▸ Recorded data
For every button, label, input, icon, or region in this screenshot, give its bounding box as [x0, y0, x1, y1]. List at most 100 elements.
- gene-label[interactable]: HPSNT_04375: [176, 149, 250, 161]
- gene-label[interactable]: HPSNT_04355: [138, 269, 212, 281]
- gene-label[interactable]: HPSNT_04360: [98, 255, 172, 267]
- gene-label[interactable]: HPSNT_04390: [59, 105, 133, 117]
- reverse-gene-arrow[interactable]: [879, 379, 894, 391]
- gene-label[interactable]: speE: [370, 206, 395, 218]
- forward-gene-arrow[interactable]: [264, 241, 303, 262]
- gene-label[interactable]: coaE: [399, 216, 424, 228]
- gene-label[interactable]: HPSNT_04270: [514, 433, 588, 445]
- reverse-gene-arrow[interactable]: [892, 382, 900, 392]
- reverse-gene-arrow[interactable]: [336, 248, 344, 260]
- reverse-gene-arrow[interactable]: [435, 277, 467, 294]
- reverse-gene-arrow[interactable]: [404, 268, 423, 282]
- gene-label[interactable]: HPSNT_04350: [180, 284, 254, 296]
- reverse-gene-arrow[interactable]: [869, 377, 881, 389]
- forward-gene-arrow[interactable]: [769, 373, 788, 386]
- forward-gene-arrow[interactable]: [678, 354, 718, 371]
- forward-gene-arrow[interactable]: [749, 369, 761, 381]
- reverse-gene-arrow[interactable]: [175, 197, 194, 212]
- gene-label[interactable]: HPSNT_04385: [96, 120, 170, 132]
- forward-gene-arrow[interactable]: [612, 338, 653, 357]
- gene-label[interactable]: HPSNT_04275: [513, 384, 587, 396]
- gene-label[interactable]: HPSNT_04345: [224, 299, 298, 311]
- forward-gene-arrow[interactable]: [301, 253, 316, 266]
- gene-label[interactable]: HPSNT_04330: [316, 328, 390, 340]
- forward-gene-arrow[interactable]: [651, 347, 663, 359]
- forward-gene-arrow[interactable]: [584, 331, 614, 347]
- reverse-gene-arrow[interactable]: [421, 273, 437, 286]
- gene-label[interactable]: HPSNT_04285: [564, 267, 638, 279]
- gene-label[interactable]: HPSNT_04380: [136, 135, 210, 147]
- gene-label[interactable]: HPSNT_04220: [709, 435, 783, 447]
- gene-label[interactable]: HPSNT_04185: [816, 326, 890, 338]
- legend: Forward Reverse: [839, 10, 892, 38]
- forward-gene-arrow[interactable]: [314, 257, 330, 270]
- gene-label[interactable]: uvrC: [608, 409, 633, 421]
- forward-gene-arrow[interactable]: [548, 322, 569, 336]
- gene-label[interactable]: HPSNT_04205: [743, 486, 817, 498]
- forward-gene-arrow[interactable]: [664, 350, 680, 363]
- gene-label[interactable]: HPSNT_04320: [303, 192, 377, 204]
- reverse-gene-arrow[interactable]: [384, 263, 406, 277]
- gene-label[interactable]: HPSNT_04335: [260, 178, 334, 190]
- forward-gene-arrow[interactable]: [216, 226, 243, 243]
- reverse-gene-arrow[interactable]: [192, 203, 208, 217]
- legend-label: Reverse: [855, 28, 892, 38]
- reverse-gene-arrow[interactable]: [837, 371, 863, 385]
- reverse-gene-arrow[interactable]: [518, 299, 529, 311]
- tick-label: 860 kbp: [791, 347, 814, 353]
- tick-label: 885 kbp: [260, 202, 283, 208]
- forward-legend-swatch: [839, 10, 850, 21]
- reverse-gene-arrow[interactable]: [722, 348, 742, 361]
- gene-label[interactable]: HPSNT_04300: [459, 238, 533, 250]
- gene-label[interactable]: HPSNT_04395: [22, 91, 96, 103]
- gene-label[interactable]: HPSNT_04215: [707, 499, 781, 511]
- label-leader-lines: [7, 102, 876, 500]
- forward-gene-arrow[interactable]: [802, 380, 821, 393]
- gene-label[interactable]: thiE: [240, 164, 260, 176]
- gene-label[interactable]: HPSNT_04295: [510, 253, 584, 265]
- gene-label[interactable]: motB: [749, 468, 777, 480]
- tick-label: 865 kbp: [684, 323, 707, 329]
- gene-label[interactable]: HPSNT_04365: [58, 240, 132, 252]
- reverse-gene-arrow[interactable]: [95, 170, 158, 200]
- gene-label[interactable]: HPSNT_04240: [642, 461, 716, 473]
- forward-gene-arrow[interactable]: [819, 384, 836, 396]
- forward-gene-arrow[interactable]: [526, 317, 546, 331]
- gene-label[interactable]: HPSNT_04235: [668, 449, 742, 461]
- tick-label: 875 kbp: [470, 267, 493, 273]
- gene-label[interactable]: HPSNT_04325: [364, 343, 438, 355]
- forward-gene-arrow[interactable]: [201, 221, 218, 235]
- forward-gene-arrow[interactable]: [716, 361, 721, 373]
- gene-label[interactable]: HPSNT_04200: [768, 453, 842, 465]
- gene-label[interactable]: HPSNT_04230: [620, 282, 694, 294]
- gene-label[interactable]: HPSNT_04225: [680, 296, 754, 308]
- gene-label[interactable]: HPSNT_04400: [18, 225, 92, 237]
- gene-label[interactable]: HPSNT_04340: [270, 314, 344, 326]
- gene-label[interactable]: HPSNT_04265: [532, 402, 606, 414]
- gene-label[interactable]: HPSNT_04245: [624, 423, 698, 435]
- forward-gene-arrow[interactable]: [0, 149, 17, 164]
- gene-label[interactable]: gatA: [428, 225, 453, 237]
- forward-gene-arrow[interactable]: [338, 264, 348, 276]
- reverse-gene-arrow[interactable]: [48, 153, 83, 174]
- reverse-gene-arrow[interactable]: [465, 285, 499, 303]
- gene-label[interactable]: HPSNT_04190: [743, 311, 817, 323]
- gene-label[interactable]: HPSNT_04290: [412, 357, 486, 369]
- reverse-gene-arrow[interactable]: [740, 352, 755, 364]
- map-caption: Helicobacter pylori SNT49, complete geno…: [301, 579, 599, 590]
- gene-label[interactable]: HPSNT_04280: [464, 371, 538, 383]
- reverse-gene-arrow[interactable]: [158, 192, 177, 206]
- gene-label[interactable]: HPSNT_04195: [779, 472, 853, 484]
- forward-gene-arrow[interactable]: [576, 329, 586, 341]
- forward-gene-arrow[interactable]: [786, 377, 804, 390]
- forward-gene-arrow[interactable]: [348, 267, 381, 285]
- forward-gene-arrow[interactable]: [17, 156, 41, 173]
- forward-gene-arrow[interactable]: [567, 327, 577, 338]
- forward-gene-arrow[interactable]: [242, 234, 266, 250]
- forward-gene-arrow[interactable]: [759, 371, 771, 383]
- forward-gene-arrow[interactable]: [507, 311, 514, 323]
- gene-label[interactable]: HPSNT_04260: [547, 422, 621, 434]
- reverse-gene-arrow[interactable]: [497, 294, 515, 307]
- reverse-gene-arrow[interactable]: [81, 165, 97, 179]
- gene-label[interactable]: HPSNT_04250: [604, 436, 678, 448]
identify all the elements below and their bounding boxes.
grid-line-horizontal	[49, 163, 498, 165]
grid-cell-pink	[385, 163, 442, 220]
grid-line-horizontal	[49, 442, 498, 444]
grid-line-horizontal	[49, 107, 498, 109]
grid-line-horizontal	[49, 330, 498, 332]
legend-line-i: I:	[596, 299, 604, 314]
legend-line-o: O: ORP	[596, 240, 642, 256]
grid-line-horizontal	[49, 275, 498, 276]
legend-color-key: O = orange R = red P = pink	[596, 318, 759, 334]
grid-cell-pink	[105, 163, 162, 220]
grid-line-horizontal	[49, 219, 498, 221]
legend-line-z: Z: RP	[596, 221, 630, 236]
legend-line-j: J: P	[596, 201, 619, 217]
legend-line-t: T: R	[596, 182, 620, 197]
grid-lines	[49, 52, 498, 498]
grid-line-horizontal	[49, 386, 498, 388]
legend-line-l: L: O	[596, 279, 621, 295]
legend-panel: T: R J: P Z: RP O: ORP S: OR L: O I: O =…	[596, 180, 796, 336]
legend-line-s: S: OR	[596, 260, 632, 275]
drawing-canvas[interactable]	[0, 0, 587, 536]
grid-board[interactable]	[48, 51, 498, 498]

▸ Given exercise
Can you extract the lines above, beginning at the start of the records and stopping after the line that contains "- gene-label[interactable]: uvrC: [608, 409, 633, 421]", and repeat each of them exactly?

▸ Reply
For every button, label, input, icon, or region in this screenshot, give its bounding box as [x0, y0, x1, y1]. List at most 100 elements.
- gene-label[interactable]: HPSNT_04375: [176, 149, 250, 161]
- gene-label[interactable]: HPSNT_04355: [138, 269, 212, 281]
- gene-label[interactable]: HPSNT_04360: [98, 255, 172, 267]
- gene-label[interactable]: HPSNT_04390: [59, 105, 133, 117]
- reverse-gene-arrow[interactable]: [879, 379, 894, 391]
- gene-label[interactable]: speE: [370, 206, 395, 218]
- forward-gene-arrow[interactable]: [264, 241, 303, 262]
- gene-label[interactable]: coaE: [399, 216, 424, 228]
- gene-label[interactable]: HPSNT_04270: [514, 433, 588, 445]
- reverse-gene-arrow[interactable]: [892, 382, 900, 392]
- reverse-gene-arrow[interactable]: [336, 248, 344, 260]
- reverse-gene-arrow[interactable]: [435, 277, 467, 294]
- reverse-gene-arrow[interactable]: [404, 268, 423, 282]
- gene-label[interactable]: HPSNT_04350: [180, 284, 254, 296]
- reverse-gene-arrow[interactable]: [869, 377, 881, 389]
- forward-gene-arrow[interactable]: [769, 373, 788, 386]
- forward-gene-arrow[interactable]: [678, 354, 718, 371]
- forward-gene-arrow[interactable]: [749, 369, 761, 381]
- reverse-gene-arrow[interactable]: [175, 197, 194, 212]
- gene-label[interactable]: HPSNT_04385: [96, 120, 170, 132]
- forward-gene-arrow[interactable]: [612, 338, 653, 357]
- gene-label[interactable]: HPSNT_04275: [513, 384, 587, 396]
- gene-label[interactable]: HPSNT_04345: [224, 299, 298, 311]
- forward-gene-arrow[interactable]: [301, 253, 316, 266]
- gene-label[interactable]: HPSNT_04330: [316, 328, 390, 340]
- forward-gene-arrow[interactable]: [651, 347, 663, 359]
- forward-gene-arrow[interactable]: [584, 331, 614, 347]
- reverse-gene-arrow[interactable]: [421, 273, 437, 286]
- gene-label[interactable]: HPSNT_04285: [564, 267, 638, 279]
- gene-label[interactable]: HPSNT_04380: [136, 135, 210, 147]
- gene-label[interactable]: HPSNT_04220: [709, 435, 783, 447]
- gene-label[interactable]: HPSNT_04185: [816, 326, 890, 338]
- legend: Forward Reverse: [839, 10, 892, 38]
- forward-gene-arrow[interactable]: [314, 257, 330, 270]
- gene-label[interactable]: uvrC: [608, 409, 633, 421]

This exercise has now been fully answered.